*RECORDS TO USE*:
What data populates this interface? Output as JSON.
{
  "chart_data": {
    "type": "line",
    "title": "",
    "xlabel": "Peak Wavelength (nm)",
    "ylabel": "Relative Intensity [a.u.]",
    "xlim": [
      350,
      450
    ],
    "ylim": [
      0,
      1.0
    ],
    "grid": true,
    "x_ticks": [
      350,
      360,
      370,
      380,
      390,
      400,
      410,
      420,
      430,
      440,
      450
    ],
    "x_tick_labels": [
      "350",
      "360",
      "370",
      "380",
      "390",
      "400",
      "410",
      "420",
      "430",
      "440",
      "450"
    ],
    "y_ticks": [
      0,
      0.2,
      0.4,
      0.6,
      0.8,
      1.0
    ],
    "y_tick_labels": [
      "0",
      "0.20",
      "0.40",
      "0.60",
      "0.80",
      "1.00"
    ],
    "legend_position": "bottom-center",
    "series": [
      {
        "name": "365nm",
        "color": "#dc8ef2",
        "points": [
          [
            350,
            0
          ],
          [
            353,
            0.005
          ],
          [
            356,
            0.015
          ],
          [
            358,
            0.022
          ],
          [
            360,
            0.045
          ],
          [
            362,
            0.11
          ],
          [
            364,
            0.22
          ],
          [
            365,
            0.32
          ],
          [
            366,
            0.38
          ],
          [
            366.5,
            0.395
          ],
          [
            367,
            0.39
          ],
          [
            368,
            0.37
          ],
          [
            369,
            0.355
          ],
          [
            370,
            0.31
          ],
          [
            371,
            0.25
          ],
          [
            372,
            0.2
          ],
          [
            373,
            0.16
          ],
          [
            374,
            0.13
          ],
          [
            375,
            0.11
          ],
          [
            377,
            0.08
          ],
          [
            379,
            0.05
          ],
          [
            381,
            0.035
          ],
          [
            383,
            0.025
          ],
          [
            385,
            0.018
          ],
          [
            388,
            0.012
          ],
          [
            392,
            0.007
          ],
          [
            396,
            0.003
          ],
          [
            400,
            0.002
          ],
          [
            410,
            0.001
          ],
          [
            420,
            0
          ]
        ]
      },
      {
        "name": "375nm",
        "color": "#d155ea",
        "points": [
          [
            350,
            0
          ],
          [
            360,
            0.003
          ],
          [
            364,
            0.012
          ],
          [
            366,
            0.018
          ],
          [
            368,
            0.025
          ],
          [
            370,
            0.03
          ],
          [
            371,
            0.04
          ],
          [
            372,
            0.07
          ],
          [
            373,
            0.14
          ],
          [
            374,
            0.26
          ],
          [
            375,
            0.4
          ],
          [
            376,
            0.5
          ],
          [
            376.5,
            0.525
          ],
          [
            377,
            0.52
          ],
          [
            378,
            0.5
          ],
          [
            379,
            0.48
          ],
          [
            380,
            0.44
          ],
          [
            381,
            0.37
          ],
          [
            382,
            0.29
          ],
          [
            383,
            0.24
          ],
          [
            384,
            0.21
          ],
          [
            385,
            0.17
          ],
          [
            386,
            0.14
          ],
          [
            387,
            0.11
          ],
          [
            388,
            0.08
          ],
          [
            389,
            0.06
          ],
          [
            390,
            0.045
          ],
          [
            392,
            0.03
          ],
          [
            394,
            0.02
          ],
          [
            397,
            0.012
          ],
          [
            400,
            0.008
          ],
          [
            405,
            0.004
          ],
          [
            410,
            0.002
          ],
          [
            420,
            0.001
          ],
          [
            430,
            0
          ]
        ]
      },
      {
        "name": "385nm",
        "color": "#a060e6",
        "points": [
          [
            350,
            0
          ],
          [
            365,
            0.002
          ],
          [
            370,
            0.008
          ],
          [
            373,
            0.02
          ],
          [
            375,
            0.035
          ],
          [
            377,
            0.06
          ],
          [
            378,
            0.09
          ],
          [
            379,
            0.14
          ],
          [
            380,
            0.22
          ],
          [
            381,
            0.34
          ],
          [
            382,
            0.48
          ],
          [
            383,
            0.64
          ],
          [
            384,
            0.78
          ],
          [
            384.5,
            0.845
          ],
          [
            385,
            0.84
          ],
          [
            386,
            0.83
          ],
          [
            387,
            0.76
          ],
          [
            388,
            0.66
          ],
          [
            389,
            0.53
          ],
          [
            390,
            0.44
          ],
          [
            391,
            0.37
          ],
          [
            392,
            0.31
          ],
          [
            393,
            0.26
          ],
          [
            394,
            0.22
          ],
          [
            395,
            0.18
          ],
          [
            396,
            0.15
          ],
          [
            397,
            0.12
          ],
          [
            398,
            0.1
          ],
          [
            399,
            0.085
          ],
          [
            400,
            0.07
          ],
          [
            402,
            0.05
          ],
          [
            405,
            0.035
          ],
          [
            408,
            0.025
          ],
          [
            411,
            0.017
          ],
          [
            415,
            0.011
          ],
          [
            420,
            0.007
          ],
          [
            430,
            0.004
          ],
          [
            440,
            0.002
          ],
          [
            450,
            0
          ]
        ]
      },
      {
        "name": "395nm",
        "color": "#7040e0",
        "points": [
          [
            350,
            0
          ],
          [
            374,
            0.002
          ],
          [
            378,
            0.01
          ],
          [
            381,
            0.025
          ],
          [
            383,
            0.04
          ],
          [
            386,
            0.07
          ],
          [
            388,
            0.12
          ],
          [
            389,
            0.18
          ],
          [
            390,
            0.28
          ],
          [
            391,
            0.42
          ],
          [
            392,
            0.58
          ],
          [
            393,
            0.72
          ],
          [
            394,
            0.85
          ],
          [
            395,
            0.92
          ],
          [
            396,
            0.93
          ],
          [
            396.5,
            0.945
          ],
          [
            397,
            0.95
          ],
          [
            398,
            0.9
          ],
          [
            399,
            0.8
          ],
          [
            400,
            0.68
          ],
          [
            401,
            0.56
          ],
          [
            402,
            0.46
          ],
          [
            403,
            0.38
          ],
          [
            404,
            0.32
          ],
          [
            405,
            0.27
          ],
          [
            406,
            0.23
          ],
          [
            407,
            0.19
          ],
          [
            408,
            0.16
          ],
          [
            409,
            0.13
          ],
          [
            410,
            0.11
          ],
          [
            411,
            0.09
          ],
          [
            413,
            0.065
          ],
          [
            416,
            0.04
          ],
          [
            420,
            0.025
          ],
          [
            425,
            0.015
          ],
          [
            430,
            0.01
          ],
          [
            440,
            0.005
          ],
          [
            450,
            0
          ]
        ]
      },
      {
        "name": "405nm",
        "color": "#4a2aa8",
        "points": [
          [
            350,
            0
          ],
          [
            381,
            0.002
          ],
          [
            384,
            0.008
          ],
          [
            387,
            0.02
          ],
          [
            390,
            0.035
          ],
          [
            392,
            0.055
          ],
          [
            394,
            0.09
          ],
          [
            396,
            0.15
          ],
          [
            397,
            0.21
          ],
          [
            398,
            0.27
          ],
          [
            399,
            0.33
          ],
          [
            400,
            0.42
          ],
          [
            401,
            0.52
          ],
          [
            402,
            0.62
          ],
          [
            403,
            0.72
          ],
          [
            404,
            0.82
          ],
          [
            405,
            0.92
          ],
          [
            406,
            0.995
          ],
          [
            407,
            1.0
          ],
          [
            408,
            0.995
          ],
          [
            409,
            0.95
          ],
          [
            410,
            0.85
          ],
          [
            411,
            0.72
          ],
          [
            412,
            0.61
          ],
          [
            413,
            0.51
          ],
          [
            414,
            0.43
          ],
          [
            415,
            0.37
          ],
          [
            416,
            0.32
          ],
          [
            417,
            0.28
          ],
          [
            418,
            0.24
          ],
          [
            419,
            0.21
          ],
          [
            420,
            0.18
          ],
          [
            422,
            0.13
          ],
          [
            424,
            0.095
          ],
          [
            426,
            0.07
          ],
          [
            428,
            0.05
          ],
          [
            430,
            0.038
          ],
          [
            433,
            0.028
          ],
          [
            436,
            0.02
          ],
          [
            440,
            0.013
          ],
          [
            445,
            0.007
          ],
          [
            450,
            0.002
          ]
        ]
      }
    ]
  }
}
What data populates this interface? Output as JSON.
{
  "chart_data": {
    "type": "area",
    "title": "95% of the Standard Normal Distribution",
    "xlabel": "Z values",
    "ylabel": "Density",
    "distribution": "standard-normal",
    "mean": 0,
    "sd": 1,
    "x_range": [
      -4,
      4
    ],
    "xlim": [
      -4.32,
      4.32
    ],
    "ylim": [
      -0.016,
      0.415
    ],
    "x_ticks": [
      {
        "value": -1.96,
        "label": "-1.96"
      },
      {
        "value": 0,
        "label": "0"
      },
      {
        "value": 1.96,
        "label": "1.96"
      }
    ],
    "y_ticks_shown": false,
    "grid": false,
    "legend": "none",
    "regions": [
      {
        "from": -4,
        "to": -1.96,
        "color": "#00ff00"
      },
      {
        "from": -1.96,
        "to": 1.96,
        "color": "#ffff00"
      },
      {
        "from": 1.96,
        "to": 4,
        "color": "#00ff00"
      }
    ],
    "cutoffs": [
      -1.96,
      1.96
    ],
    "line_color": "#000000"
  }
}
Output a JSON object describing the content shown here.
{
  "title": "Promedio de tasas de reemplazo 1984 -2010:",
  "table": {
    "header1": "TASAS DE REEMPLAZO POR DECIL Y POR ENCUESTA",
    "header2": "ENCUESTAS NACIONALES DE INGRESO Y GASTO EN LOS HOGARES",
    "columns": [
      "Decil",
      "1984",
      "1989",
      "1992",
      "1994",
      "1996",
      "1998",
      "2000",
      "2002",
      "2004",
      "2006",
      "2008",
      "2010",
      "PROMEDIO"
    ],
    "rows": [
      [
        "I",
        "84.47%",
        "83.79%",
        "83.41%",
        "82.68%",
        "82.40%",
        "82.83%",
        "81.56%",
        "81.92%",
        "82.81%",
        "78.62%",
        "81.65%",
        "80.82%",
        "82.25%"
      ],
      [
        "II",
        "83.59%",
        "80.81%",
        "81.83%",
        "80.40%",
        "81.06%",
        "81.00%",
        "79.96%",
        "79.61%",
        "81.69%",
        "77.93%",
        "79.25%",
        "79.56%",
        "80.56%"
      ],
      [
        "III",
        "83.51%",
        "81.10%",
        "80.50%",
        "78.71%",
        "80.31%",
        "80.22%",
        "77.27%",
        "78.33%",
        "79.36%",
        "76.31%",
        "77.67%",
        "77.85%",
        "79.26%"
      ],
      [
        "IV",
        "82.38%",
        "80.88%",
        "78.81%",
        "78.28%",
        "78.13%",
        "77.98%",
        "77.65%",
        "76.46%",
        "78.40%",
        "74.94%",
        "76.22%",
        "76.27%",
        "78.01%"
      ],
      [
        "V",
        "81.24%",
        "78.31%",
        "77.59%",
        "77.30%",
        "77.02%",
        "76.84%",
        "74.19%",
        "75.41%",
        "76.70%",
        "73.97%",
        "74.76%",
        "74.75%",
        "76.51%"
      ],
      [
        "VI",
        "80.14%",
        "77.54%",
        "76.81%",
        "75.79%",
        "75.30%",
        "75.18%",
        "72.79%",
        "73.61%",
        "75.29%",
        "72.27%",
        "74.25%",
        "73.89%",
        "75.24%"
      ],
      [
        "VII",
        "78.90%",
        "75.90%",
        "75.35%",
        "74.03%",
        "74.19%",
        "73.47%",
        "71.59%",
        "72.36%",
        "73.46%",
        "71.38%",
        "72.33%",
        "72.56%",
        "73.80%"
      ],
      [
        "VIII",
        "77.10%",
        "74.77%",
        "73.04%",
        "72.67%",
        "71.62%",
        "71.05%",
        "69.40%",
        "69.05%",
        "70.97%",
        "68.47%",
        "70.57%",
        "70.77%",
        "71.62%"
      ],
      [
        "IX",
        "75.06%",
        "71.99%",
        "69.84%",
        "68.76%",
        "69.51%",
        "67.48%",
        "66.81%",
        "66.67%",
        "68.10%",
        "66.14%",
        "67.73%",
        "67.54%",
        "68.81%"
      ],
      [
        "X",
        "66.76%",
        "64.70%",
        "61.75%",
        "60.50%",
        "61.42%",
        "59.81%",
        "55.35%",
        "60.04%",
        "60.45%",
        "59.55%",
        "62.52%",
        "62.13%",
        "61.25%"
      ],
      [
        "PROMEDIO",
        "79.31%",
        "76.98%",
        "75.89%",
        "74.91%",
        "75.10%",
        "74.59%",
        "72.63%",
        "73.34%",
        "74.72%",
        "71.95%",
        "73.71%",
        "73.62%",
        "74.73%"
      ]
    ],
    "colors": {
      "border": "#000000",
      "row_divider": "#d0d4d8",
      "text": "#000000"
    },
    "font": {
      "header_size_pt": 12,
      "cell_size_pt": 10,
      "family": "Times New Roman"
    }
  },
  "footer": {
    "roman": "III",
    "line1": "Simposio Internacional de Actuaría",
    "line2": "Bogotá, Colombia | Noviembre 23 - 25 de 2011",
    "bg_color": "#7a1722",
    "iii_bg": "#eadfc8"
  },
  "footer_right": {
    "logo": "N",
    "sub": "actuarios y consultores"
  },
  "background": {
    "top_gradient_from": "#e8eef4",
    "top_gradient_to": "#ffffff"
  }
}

*WHAT THE TASK ASKS*:
Copy each line of the entries that includes the word "xlabel".

*ANSWER TO THIS TASK*:
    "xlabel": "Peak Wavelength (nm)",
    "xlabel": "Z values",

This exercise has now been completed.